• RAW DATA:
■ ■ ■ ■ ■ ■ ■
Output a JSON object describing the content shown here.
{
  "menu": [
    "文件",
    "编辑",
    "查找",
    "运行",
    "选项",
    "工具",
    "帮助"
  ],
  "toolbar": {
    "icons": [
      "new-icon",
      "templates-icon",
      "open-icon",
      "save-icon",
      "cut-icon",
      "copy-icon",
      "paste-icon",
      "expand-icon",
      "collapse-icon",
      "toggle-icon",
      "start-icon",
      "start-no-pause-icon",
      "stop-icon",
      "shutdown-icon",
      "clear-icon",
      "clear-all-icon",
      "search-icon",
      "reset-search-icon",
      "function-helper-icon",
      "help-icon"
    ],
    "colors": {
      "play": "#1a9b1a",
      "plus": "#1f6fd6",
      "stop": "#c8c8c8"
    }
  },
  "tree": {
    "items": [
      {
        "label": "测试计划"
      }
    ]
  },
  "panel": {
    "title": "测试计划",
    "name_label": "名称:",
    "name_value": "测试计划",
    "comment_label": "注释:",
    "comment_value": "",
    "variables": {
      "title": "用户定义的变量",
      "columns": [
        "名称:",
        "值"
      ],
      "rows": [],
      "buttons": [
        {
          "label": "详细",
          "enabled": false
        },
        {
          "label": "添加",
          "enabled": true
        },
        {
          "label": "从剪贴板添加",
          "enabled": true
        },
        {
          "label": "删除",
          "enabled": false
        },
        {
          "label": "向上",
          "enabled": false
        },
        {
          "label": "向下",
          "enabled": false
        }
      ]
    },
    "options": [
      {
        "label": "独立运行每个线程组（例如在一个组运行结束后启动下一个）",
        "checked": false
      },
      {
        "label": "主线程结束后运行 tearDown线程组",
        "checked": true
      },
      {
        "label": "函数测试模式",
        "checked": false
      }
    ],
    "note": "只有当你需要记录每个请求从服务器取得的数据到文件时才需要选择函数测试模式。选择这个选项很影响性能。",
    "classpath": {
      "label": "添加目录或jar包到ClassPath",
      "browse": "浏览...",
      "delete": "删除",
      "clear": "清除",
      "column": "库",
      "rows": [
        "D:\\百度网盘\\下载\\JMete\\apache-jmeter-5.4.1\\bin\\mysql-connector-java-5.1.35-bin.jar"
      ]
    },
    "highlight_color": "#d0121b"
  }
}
■ ■ ■ ■ ■ ■ ■
• SET EXERCISE: Look through the entries above; copy every line holding the string "测试计划".

• ANSWER TO THIS TASK:
        "label": "测试计划"
    "title": "测试计划",
    "name_value": "测试计划",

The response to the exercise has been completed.